§ **EXTRACT PROVIDED**
= = = = =
Urban Sound Classifier

A state-of-the-art deep learning application that classifies urban environmental sounds using a hybrid U-Net architecture. This project leverages the UrbanSound8K dataset to identify common urban sounds with exceptional accuracy.

🔊 Project Overview

The Urban Sound Classifier is an advanced audio classification system designed to identify and categorize urban environmental sounds. Using deep learning techniques and a hybrid U-Net architecture, the system achieves remarkable accuracy in distinguishing between different urban sound categories.

Key Achievements

High Accuracy: 96.63% classification accuracy on test data
Real-time Processing: Supports both file uploads and real-time microphone recording
Robust Feature Extraction: Advanced mel-spectrogram feature extraction pipeline
User-friendly Interface: Modern, responsive web interface with real-time feedback
Versatile Audio Support: Handles multiple audio formats (WAV, MP3, OGG, FLAC, M4A)

🎯 Features

Audio Classification

Multi-class Classification: Identifies 10 distinct urban sound categories
Confidence Scoring: Provides confidence metrics for each prediction
Spectrogram Analysis: Converts audio to mel-spectrograms for neural network processing

User Interface

Drag-and-Drop: Easy file upload with drag-and-drop functionality
Real-time Microphone Recording: Record and analyze sounds directly from your microphone
Audio Visualization: Visual feedback during recording with waveform display
Responsive Design: Works seamlessly across desktop and mobile devices

Technical Features

Hybrid U-Net Architecture: Combines feature extraction capabilities of CNNs with context-preserving properties of U-Net
Audio Preprocessing Pipeline: Automatic conversion, normalization, and feature extraction
RESTful API: Endpoints for classification and retrieving available classes
Modular Design: Well-structured codebase with separation of concerns

🧠 Model Architecture

The classifier uses a sophisticated hybrid U-Net architecture that combines:

Feature Extraction: Convolutional layers extract hierarchical features from mel-spectrograms
Context Preservation: U-Net's skip connections maintain spatial context information
Multi-scale Analysis: Captures both fine-grained details and broader patterns in audio signals

🚀 Using Pre-trained Models

This project includes pre-trained models that can be used directly for urban sound classification. The models are located in the models/unetropolis-hybrid-unet-urbansound_96.63_weights directory.
= = = = =
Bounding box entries
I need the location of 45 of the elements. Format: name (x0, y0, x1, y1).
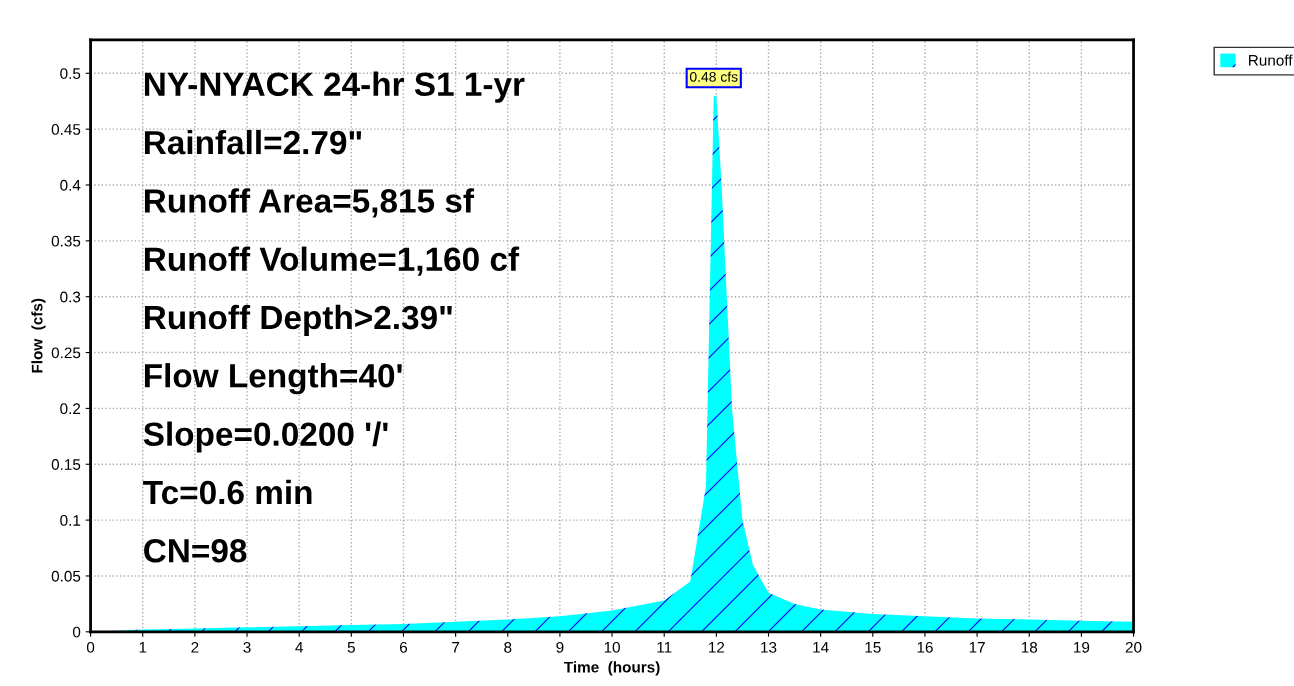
x-tick-label: 2 (191, 641, 199, 653)
y-tick-label: 0.4 (60, 179, 81, 191)
y-axis-title: Flow (cfs) (31, 298, 46, 373)
y-tick-label: 0.5 (60, 68, 81, 79)
x-tick-label: 8 (504, 641, 512, 653)
y-tick-label: 0.45 (51, 124, 81, 135)
annotation: Flow Length=40' (144, 363, 402, 395)
y-tick-label: 0.05 (51, 570, 81, 582)
x-tick-label: 7 (452, 642, 460, 653)
y-tick-label: 0.35 (51, 235, 81, 247)
annotation: Slope=0.0200 '/' (143, 421, 388, 453)
annotation: Tc=0.6 min (143, 479, 312, 505)
annotation: Runoff Area=5,815 sf (144, 188, 475, 218)
annotation: NY-NYACK 24-hr S1 1-yr (144, 71, 525, 103)
y-tick-label: 0.3 (60, 291, 81, 303)
x-axis-title: Time (hours) (563, 661, 660, 676)
x-tick-label: 5 (347, 642, 355, 653)
y-tick-label: 0 (72, 626, 81, 638)
annotation: CN=98 (144, 539, 247, 563)
y-tick-label: 0.1 (60, 514, 81, 526)
annotation: 0.48 cfs (689, 71, 738, 82)
x-tick-label: 10 (604, 641, 620, 653)
x-tick-label: 19 (1074, 641, 1090, 653)
x-tick-label: 13 (761, 641, 777, 653)
x-tick-label: 11 (657, 642, 672, 653)
y-tick-label: 0.2 (60, 403, 81, 415)
legend-label: Runoff (1249, 54, 1293, 66)
x-tick-label: 12 (709, 641, 725, 653)
x-tick-label: 0 (86, 641, 95, 653)
x-tick-label: 16 (917, 641, 933, 653)
annotation: Rainfall=2.79" (144, 129, 362, 155)
y-tick-label: 0.25 (51, 347, 81, 359)
x-tick-label: 1 (139, 642, 147, 653)
x-tick-label: 4 (295, 642, 303, 653)
x-tick-label: 20 (1125, 641, 1142, 653)
y-tick-label: 0.15 (51, 459, 81, 470)
x-tick-label: 6 (400, 641, 408, 653)
x-tick-label: 14 (813, 642, 829, 653)
annotation: Runoff Volume=1,160 cf (144, 246, 520, 276)
x-tick-label: 18 (1021, 641, 1038, 653)
x-tick-label: 17 (969, 642, 985, 653)
x-tick-label: 15 (865, 642, 881, 653)
annotation: Runoff Depth>2.39" (144, 304, 452, 336)
x-tick-label: 9 (556, 641, 564, 653)
x-tick-label: 3 (243, 641, 251, 653)
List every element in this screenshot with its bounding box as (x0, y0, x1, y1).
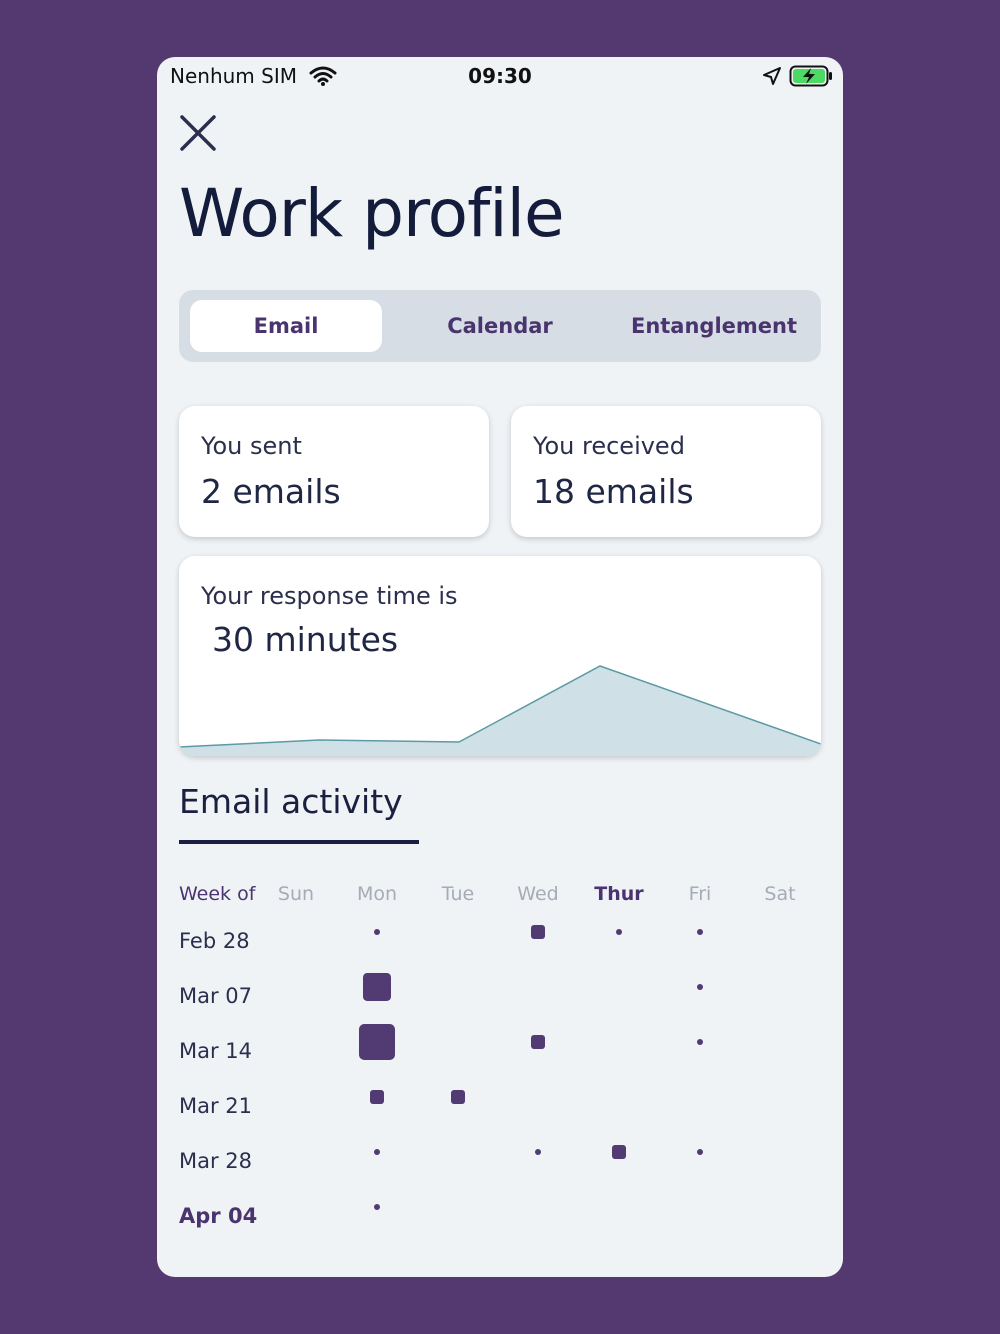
tab-calendar[interactable]: Calendar (447, 314, 553, 338)
activity-dot (612, 1145, 626, 1159)
activity-dot (374, 1149, 380, 1155)
email-activity-title: Email activity (179, 782, 403, 821)
activity-dot (451, 1090, 465, 1104)
day-header-sun: Sun (277, 883, 315, 905)
activity-dot (697, 1039, 703, 1045)
status-bar: Nenhum SIM 09:30 (157, 57, 843, 97)
clock: 09:30 (468, 64, 532, 88)
received-value: 18 emails (533, 472, 694, 511)
close-icon[interactable] (177, 112, 219, 154)
response-time-card: Your response time is 30 minutes (179, 556, 821, 756)
day-header-fri: Fri (688, 883, 712, 905)
week-label: Apr 04 (179, 1204, 258, 1228)
page-title: Work profile (179, 175, 565, 252)
battery-charging-icon (789, 64, 833, 93)
week-label: Feb 28 (179, 929, 250, 953)
response-time-label: Your response time is (201, 582, 458, 610)
response-time-sparkline (179, 665, 821, 756)
received-card: You received 18 emails (511, 406, 821, 537)
day-header-sat: Sat (764, 883, 796, 905)
activity-dot (374, 1204, 380, 1210)
sent-value: 2 emails (201, 472, 341, 511)
day-header-thur: Thur (594, 883, 644, 905)
activity-dot (374, 929, 380, 935)
week-label: Mar 14 (179, 1039, 253, 1063)
location-arrow-icon (762, 66, 782, 91)
sent-card: You sent 2 emails (179, 406, 489, 537)
tab-entanglement[interactable]: Entanglement (630, 314, 798, 338)
response-time-value: 30 minutes (212, 620, 399, 659)
day-header-wed: Wed (517, 883, 559, 905)
week-label: Mar 07 (179, 984, 253, 1008)
activity-dot (697, 984, 703, 990)
sent-label: You sent (201, 432, 302, 460)
activity-dot (370, 1090, 384, 1104)
phone-screen: Nenhum SIM 09:30 (157, 57, 843, 1277)
activity-dot (535, 1149, 541, 1155)
week-label: Mar 21 (179, 1094, 253, 1118)
week-of-header: Week of (179, 883, 256, 905)
day-header-tue: Tue (441, 883, 475, 905)
activity-dot (697, 929, 703, 935)
activity-dot (616, 929, 622, 935)
tab-bar: Email Calendar Entanglement (179, 290, 821, 362)
activity-dot (363, 973, 391, 1001)
week-label: Mar 28 (179, 1149, 253, 1173)
wifi-icon (309, 65, 337, 92)
tab-email[interactable]: Email (190, 300, 382, 352)
activity-dot (697, 1149, 703, 1155)
carrier-label: Nenhum SIM (170, 64, 297, 88)
activity-dot (531, 925, 545, 939)
day-header-mon: Mon (356, 883, 398, 905)
email-activity-underline (179, 840, 419, 844)
activity-dot (359, 1024, 395, 1060)
received-label: You received (533, 432, 685, 460)
activity-dot (531, 1035, 545, 1049)
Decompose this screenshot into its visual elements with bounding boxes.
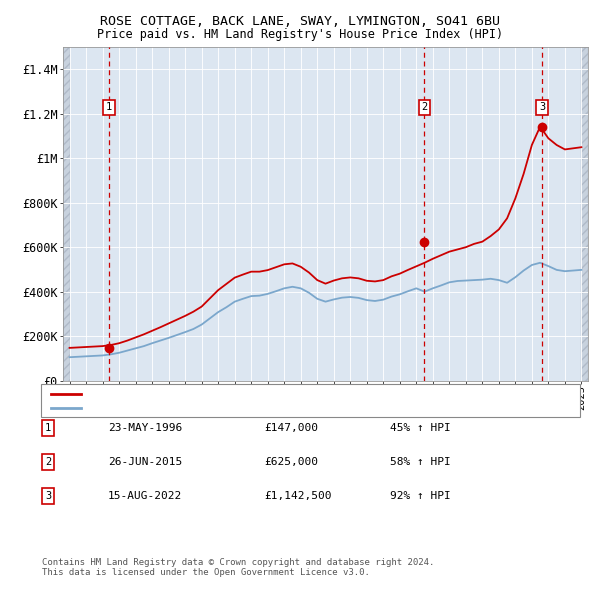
Polygon shape bbox=[63, 47, 70, 381]
Text: 23-MAY-1996: 23-MAY-1996 bbox=[108, 423, 182, 432]
Text: 92% ↑ HPI: 92% ↑ HPI bbox=[390, 491, 451, 501]
Text: Price paid vs. HM Land Registry's House Price Index (HPI): Price paid vs. HM Land Registry's House … bbox=[97, 28, 503, 41]
Text: £1,142,500: £1,142,500 bbox=[264, 491, 331, 501]
Text: 15-AUG-2022: 15-AUG-2022 bbox=[108, 491, 182, 501]
Polygon shape bbox=[581, 47, 588, 381]
Text: Contains HM Land Registry data © Crown copyright and database right 2024.
This d: Contains HM Land Registry data © Crown c… bbox=[42, 558, 434, 577]
Text: 1: 1 bbox=[106, 102, 112, 112]
Text: 3: 3 bbox=[539, 102, 545, 112]
Text: ROSE COTTAGE, BACK LANE, SWAY, LYMINGTON, SO41 6BU (detached house): ROSE COTTAGE, BACK LANE, SWAY, LYMINGTON… bbox=[87, 389, 489, 399]
Text: ROSE COTTAGE, BACK LANE, SWAY, LYMINGTON, SO41 6BU: ROSE COTTAGE, BACK LANE, SWAY, LYMINGTON… bbox=[100, 15, 500, 28]
Text: £147,000: £147,000 bbox=[264, 423, 318, 432]
Text: HPI: Average price, detached house, New Forest: HPI: Average price, detached house, New … bbox=[87, 404, 363, 413]
Text: 26-JUN-2015: 26-JUN-2015 bbox=[108, 457, 182, 467]
Text: 45% ↑ HPI: 45% ↑ HPI bbox=[390, 423, 451, 432]
Text: 2: 2 bbox=[45, 457, 51, 467]
Text: £625,000: £625,000 bbox=[264, 457, 318, 467]
Text: 2: 2 bbox=[421, 102, 428, 112]
Text: 1: 1 bbox=[45, 423, 51, 432]
Text: 58% ↑ HPI: 58% ↑ HPI bbox=[390, 457, 451, 467]
Text: 3: 3 bbox=[45, 491, 51, 501]
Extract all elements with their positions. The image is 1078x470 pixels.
= = = = =
§ **DIRECTIVE**
Could you retype the sound classifier write-up verbatim, beginning at the words "A state-of-the-art deep" and stopping after the words "with exceptional accuracy."? The rows play no part in any of this.

§ **ANSWER**
A state-of-the-art deep learning application that classifies urban environmental sounds using a hybrid U-Net architecture. This project leverages the UrbanSound8K dataset to identify common urban sounds with exceptional accuracy.